----- DATASET

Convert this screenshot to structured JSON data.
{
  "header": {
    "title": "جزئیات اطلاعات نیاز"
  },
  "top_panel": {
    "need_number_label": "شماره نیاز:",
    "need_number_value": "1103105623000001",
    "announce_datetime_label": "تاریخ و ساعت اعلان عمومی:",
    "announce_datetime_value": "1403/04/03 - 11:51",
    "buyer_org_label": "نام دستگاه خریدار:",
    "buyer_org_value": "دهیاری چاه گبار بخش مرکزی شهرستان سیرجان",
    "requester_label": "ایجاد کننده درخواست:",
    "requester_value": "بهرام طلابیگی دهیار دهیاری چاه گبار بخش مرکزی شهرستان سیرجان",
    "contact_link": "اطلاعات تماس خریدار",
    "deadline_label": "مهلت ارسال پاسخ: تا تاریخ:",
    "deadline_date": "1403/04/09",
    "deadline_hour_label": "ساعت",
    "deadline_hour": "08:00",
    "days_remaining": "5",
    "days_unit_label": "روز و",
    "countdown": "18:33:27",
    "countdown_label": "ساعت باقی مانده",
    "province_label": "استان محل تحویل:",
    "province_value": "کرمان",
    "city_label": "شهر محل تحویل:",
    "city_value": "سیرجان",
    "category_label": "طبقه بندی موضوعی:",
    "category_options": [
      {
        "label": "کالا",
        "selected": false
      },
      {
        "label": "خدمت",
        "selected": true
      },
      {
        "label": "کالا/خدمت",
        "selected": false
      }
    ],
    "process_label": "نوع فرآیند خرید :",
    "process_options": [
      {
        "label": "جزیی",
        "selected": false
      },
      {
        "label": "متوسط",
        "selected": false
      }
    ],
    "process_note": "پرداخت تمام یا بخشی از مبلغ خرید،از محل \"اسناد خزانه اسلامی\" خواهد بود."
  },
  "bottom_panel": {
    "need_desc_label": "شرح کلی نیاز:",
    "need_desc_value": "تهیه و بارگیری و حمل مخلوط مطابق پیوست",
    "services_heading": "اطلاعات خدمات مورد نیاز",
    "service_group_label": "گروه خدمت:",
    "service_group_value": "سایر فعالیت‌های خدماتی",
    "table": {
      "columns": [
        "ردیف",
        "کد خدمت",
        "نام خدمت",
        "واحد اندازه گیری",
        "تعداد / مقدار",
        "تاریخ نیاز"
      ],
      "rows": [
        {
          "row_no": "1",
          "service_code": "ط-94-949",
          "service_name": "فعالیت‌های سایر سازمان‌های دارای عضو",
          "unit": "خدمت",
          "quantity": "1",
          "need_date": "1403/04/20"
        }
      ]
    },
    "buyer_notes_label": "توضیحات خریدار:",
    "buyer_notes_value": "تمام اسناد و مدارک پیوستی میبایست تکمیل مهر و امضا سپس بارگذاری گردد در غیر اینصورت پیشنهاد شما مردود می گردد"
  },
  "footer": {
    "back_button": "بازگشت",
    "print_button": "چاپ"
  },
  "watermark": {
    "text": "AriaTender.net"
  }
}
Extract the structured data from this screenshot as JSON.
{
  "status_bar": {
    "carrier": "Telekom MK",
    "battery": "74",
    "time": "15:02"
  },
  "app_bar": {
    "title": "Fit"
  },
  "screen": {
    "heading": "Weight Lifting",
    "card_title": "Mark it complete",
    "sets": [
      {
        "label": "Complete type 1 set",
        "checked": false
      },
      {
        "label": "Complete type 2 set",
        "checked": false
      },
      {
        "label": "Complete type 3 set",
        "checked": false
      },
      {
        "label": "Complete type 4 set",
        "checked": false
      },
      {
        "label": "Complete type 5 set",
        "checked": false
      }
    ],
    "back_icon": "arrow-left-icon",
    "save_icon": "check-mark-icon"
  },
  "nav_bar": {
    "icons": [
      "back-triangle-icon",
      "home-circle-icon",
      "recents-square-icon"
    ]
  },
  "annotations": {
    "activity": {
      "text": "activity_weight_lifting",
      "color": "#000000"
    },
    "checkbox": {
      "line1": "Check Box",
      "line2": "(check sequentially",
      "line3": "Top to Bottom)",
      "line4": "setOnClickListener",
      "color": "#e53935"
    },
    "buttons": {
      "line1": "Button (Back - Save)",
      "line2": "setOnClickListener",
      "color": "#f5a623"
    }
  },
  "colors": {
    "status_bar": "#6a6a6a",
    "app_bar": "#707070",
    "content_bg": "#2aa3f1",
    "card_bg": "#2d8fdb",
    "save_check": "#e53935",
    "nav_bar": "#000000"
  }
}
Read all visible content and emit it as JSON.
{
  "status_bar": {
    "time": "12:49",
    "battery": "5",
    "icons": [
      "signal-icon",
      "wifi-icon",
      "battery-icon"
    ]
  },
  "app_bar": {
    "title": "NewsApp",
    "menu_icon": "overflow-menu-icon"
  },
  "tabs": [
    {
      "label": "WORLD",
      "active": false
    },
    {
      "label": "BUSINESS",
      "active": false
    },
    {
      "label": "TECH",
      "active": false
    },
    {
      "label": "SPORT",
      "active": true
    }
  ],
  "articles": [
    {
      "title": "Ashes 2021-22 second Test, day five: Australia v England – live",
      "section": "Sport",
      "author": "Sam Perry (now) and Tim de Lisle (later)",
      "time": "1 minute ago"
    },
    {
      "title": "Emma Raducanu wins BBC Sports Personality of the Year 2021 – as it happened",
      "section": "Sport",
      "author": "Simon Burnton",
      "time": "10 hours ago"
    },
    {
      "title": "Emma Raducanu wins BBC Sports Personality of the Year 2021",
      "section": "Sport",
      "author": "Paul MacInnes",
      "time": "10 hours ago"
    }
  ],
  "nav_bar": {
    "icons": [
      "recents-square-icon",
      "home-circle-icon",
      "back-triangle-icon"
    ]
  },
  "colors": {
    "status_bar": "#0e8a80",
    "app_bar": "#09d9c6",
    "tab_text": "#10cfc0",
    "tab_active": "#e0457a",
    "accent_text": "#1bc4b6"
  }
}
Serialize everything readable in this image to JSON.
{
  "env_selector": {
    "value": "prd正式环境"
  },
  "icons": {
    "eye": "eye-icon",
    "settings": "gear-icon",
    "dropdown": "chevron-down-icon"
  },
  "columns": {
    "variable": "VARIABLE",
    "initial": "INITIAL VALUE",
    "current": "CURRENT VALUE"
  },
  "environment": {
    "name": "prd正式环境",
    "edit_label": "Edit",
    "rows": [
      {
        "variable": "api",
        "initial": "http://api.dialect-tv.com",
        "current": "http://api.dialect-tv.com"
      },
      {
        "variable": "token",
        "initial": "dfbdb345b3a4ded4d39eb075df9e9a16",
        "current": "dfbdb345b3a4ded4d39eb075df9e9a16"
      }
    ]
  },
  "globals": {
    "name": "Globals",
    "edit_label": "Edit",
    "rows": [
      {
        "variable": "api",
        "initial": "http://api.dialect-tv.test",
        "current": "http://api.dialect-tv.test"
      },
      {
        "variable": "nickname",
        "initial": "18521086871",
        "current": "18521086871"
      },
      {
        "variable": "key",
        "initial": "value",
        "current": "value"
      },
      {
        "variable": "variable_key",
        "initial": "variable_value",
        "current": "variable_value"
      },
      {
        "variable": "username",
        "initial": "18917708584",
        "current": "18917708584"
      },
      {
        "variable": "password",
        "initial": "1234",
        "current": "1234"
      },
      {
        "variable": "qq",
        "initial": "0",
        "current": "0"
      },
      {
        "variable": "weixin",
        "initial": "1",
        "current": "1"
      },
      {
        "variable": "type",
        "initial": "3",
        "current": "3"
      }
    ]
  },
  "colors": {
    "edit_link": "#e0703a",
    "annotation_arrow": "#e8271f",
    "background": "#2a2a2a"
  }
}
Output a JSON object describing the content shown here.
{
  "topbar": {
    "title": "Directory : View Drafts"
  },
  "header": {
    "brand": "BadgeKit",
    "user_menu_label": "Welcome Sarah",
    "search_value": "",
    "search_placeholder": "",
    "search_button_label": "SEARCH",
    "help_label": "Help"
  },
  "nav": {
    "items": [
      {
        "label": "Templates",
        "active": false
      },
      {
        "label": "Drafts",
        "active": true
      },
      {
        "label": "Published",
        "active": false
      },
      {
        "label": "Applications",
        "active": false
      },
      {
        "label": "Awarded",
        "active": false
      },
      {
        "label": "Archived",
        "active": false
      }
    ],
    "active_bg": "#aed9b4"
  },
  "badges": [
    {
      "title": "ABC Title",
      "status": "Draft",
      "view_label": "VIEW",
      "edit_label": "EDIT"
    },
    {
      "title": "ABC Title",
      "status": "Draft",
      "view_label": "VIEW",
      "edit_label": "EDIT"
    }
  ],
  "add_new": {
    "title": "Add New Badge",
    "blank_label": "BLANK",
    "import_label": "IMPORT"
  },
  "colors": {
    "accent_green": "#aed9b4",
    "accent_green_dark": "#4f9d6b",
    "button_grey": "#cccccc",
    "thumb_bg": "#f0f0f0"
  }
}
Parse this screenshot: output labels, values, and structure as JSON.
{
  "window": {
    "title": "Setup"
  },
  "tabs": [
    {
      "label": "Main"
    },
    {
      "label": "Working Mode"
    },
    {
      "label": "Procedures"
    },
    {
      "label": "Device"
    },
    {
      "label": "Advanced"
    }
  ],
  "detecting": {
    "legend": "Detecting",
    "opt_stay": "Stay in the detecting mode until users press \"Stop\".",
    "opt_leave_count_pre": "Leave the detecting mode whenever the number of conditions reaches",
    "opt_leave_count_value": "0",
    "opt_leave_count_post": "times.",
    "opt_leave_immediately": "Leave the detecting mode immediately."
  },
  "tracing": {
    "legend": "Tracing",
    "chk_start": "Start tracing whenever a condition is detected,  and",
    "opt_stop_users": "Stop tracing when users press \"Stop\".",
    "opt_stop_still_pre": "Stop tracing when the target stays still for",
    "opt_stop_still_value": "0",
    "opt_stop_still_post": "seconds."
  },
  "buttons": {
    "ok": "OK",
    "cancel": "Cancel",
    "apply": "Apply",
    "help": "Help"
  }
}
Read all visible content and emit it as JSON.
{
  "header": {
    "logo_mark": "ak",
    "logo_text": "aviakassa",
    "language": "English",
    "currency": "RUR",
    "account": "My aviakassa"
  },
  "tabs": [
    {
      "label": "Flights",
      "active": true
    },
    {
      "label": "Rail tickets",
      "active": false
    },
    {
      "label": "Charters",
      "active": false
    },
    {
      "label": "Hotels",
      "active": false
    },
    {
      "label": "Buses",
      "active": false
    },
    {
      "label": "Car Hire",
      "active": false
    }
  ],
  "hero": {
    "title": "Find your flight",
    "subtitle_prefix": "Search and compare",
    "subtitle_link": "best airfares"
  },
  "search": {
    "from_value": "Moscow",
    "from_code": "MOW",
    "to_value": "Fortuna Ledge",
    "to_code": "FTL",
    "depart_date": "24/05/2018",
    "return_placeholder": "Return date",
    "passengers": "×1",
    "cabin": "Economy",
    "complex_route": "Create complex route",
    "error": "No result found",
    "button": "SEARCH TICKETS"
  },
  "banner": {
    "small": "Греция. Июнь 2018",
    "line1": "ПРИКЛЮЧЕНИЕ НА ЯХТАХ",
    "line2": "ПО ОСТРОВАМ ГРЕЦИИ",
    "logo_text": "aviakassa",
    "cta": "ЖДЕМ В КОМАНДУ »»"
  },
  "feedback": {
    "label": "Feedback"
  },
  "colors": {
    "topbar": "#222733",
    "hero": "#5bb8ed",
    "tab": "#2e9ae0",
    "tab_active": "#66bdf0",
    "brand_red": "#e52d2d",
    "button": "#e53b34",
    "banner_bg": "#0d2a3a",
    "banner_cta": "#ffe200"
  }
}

----------

WORK TO DO:
Show all lines from the records above where the word "square" occurs.

RESPONSE TO THIS TASK:
      "recents-square-icon"
      "recents-square-icon",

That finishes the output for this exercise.